Records from a dataset:
◆ ◆ ◆ ◆ ◆
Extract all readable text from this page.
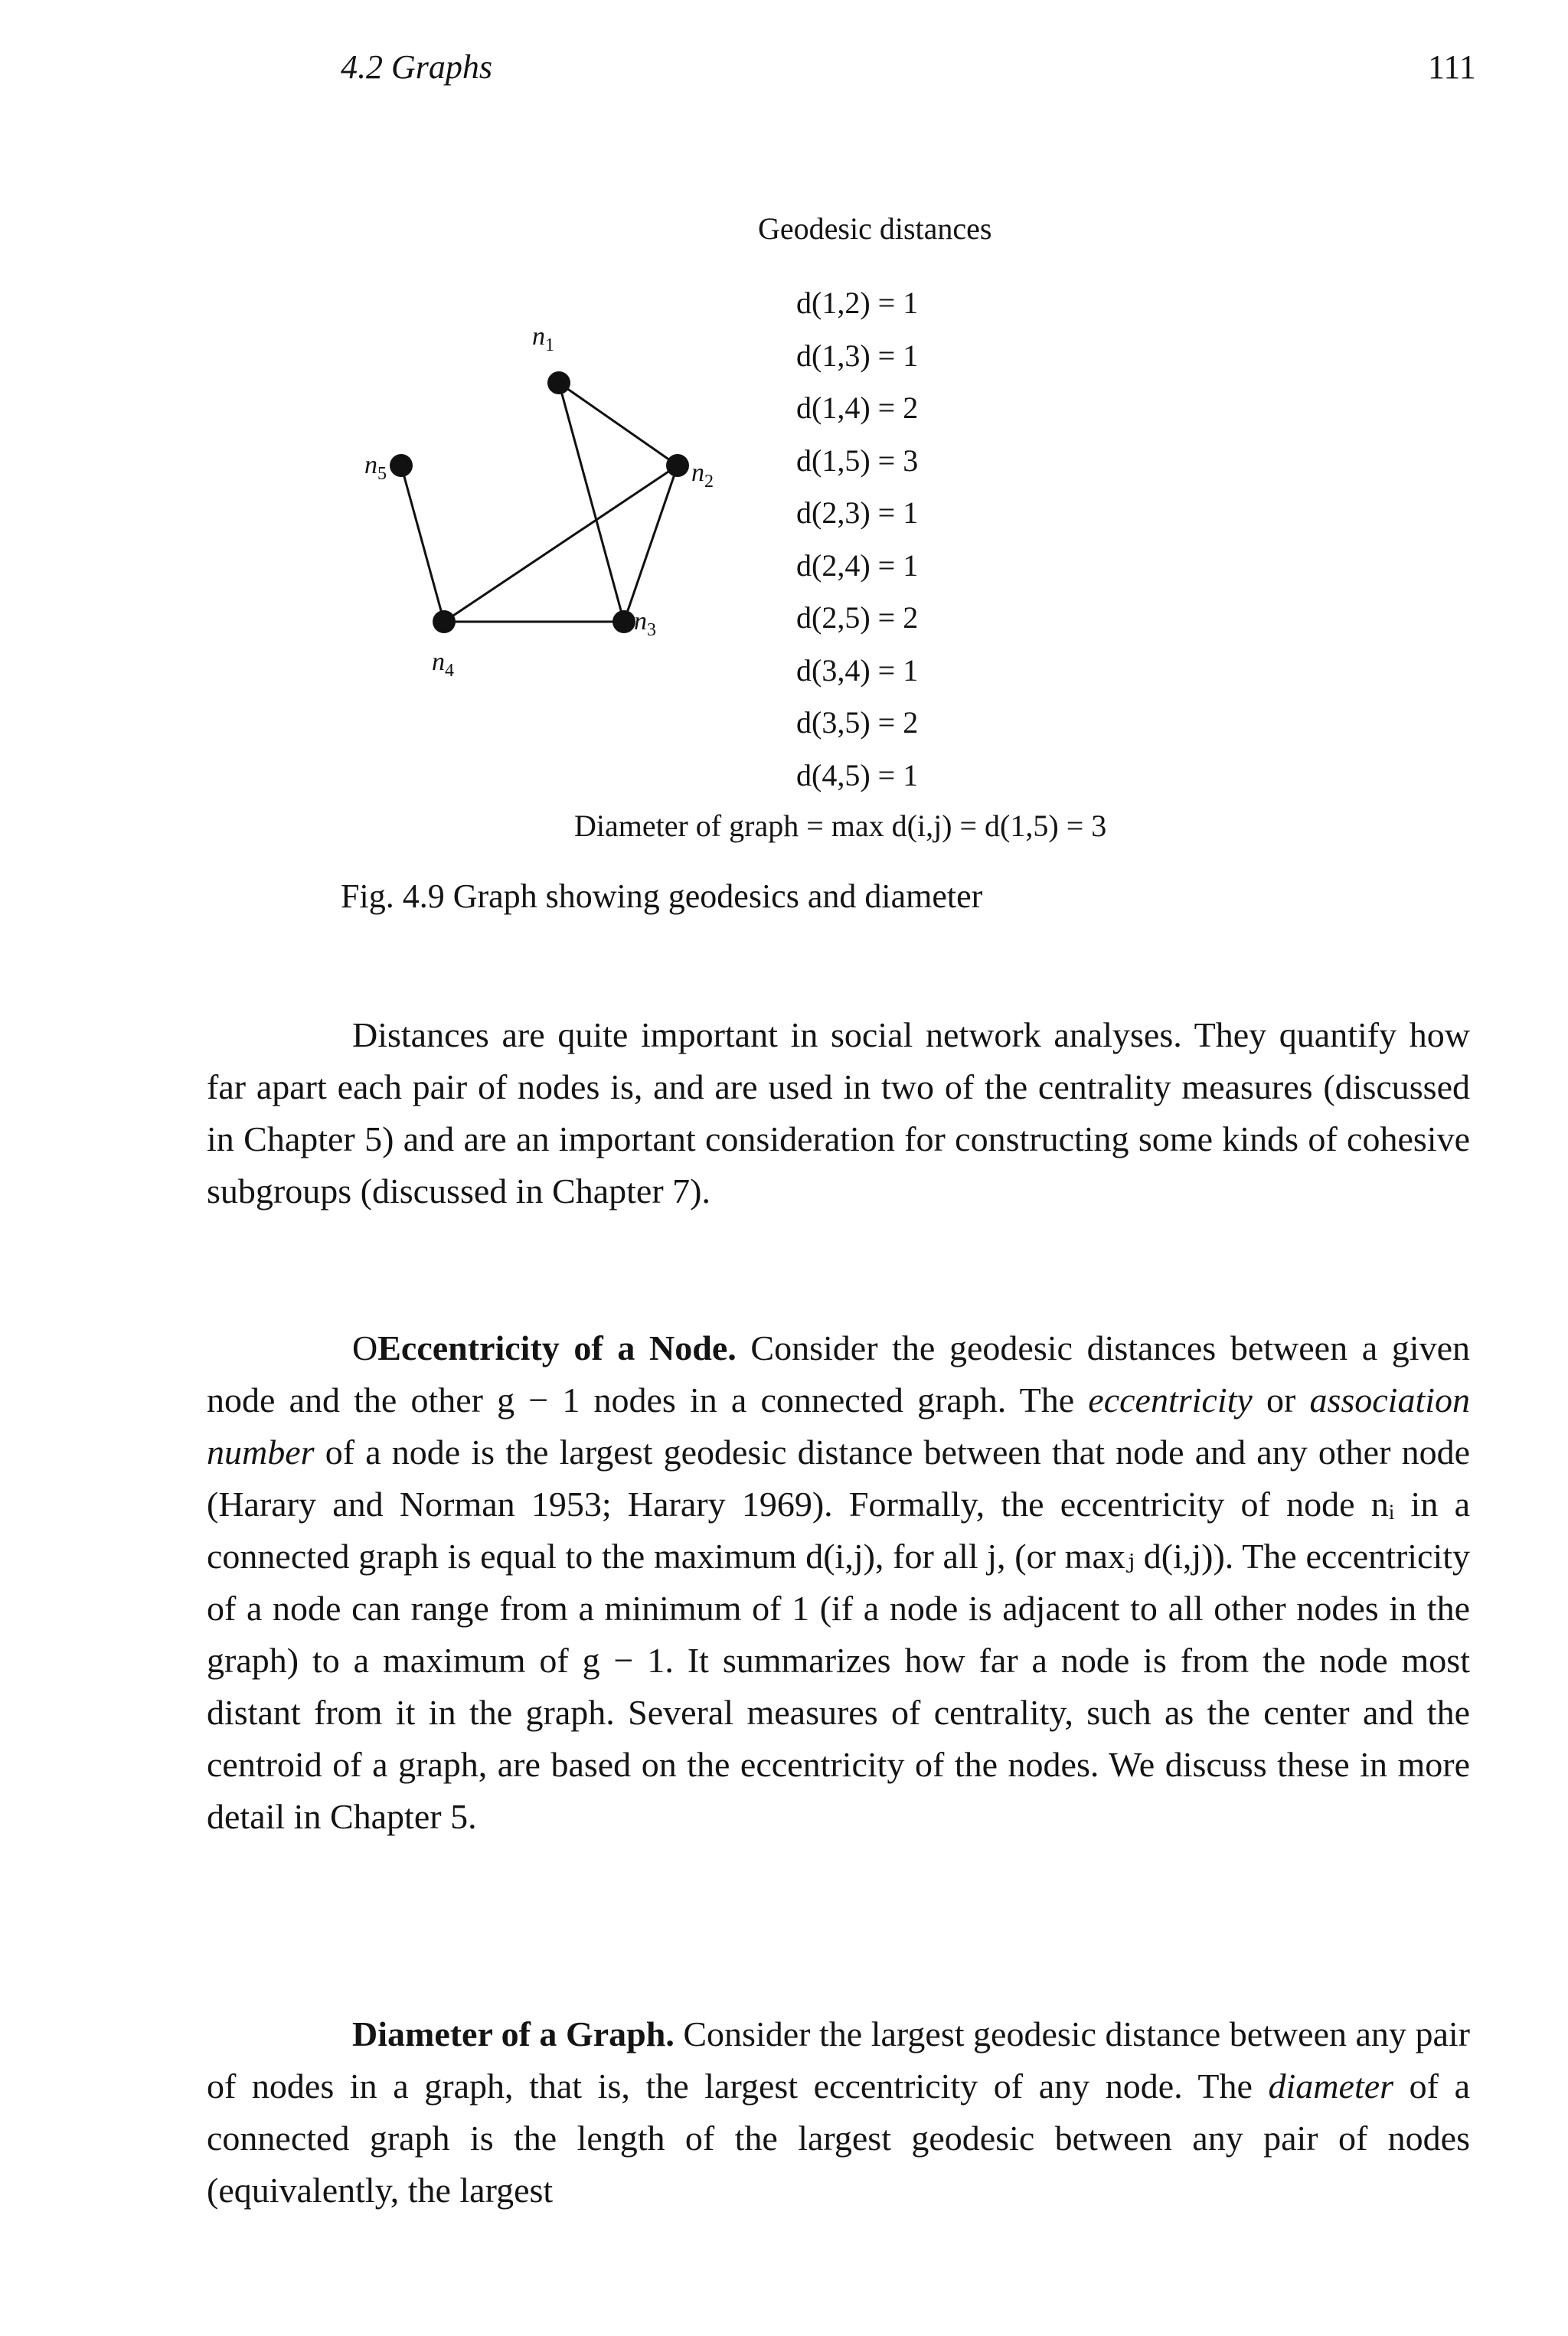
4.2 Graphs	111
$n_1$
$n_2$
$n_3$
$n_4$
$n_5$
Geodesic distances
d(1,2) = 1
d(1,3) = 1
d(1,4) = 2
d(1,5) = 3
d(2,3) = 1
d(2,4) = 1
d(2,5) = 2
d(3,4) = 1
d(3,5) = 2
d(4,5) = 1
Diameter of graph = max d(i,j) = d(1,5) = 3
Fig. 4.9 Graph showing geodesics and diameter

Distances are quite important in social network analyses. They quantify how far apart each pair of nodes is, and are used in two of the centrality measures (discussed in Chapter 5) and are an important consideration for constructing some kinds of cohesive subgroups (discussed in Chapter 7).

OEccentricity of a Node. Consider the geodesic distances between a given node and the other g − 1 nodes in a connected graph. The eccentricity or association number of a node is the largest geodesic distance between that node and any other node (Harary and Norman 1953; Harary 1969). Formally, the eccentricity of node nᵢ in a connected graph is equal to the maximum d(i,j), for all j, (or maxⱼ d(i,j)). The eccentricity of a node can range from a minimum of 1 (if a node is adjacent to all other nodes in the graph) to a maximum of g − 1. It summarizes how far a node is from the node most distant from it in the graph. Several measures of centrality, such as the center and the centroid of a graph, are based on the eccentricity of the nodes. We discuss these in more detail in Chapter 5.

Diameter of a Graph. Consider the largest geodesic distance between any pair of nodes in a graph, that is, the largest eccentricity of any node. The diameter of a connected graph is the length of the largest geodesic between any pair of nodes (equivalently, the largest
◆ ◆ ◆ ◆ ◆
Output the records above exactly as they are, leaving out the pictures.

Extract all readable text from this page.
4.2 Graphs	111
$n_1$
$n_2$
$n_3$
$n_4$
$n_5$
Geodesic distances
d(1,2) = 1
d(1,3) = 1
d(1,4) = 2
d(1,5) = 3
d(2,3) = 1
d(2,4) = 1
d(2,5) = 2
d(3,4) = 1
d(3,5) = 2
d(4,5) = 1
Diameter of graph = max d(i,j) = d(1,5) = 3
Fig. 4.9 Graph showing geodesics and diameter

Distances are quite important in social network analyses. They quantify how far apart each pair of nodes is, and are used in two of the centrality measures (discussed in Chapter 5) and are an important consideration for constructing some kinds of cohesive subgroups (discussed in Chapter 7).

OEccentricity of a Node. Consider the geodesic distances between a given node and the other g − 1 nodes in a connected graph. The eccentricity or association number of a node is the largest geodesic distance between that node and any other node (Harary and Norman 1953; Harary 1969). Formally, the eccentricity of node nᵢ in a connected graph is equal to the maximum d(i,j), for all j, (or maxⱼ d(i,j)). The eccentricity of a node can range from a minimum of 1 (if a node is adjacent to all other nodes in the graph) to a maximum of g − 1. It summarizes how far a node is from the node most distant from it in the graph. Several measures of centrality, such as the center and the centroid of a graph, are based on the eccentricity of the nodes. We discuss these in more detail in Chapter 5.

Diameter of a Graph. Consider the largest geodesic distance between any pair of nodes in a graph, that is, the largest eccentricity of any node. The diameter of a connected graph is the length of the largest geodesic between any pair of nodes (equivalently, the largest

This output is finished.